[DATASET]

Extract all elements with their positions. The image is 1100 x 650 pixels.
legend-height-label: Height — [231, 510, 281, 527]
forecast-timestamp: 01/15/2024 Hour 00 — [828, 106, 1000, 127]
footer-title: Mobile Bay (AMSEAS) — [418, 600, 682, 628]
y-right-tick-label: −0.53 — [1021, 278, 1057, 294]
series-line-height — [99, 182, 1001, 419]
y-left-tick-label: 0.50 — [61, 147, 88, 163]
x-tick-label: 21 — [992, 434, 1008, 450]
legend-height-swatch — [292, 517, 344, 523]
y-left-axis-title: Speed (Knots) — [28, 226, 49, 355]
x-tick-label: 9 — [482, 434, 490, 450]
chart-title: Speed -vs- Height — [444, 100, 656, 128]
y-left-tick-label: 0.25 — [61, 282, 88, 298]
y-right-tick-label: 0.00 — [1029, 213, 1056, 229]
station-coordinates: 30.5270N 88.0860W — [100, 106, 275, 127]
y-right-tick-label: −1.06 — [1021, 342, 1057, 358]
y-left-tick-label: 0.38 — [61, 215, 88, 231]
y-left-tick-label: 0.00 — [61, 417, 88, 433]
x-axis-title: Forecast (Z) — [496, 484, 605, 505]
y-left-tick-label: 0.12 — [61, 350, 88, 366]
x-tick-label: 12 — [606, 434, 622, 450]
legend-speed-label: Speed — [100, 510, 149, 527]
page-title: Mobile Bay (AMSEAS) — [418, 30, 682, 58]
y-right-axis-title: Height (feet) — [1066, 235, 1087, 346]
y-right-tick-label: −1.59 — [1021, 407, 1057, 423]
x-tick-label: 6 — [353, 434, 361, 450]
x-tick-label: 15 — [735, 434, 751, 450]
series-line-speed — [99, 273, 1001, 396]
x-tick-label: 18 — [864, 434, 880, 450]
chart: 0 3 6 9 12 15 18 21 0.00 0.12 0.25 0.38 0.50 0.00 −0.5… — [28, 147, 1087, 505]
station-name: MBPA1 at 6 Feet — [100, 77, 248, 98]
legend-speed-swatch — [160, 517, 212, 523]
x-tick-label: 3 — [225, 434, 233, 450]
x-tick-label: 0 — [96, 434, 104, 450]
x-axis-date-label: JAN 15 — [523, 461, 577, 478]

[TASK DESCRIPTION]
Return every line of the data above unchanged.

[RESPONSE TO THE TASK]
Extract all elements with their positions. The image is 1100 x 650 pixels.
legend-height-label: Height — [231, 510, 281, 527]
forecast-timestamp: 01/15/2024 Hour 00 — [828, 106, 1000, 127]
footer-title: Mobile Bay (AMSEAS) — [418, 600, 682, 628]
y-right-tick-label: −0.53 — [1021, 278, 1057, 294]
series-line-height — [99, 182, 1001, 419]
y-left-tick-label: 0.50 — [61, 147, 88, 163]
x-tick-label: 21 — [992, 434, 1008, 450]
legend-height-swatch — [292, 517, 344, 523]
y-left-axis-title: Speed (Knots) — [28, 226, 49, 355]
x-tick-label: 9 — [482, 434, 490, 450]
chart-title: Speed -vs- Height — [444, 100, 656, 128]
y-left-tick-label: 0.25 — [61, 282, 88, 298]
y-right-tick-label: 0.00 — [1029, 213, 1056, 229]
station-coordinates: 30.5270N 88.0860W — [100, 106, 275, 127]
y-right-tick-label: −1.06 — [1021, 342, 1057, 358]
y-left-tick-label: 0.38 — [61, 215, 88, 231]
y-left-tick-label: 0.00 — [61, 417, 88, 433]
x-axis-title: Forecast (Z) — [496, 484, 605, 505]
y-left-tick-label: 0.12 — [61, 350, 88, 366]
x-tick-label: 12 — [606, 434, 622, 450]
legend-speed-label: Speed — [100, 510, 149, 527]
page-title: Mobile Bay (AMSEAS) — [418, 30, 682, 58]
y-right-axis-title: Height (feet) — [1066, 235, 1087, 346]
y-right-tick-label: −1.59 — [1021, 407, 1057, 423]
x-tick-label: 6 — [353, 434, 361, 450]
x-tick-label: 15 — [735, 434, 751, 450]
series-line-speed — [99, 273, 1001, 396]
x-tick-label: 18 — [864, 434, 880, 450]
chart: 0 3 6 9 12 15 18 21 0.00 0.12 0.25 0.38 0.50 0.00 −0.5… — [28, 147, 1087, 505]
station-name: MBPA1 at 6 Feet — [100, 77, 248, 98]
legend-speed-swatch — [160, 517, 212, 523]
x-tick-label: 3 — [225, 434, 233, 450]
x-tick-label: 0 — [96, 434, 104, 450]
x-axis-date-label: JAN 15 — [523, 461, 577, 478]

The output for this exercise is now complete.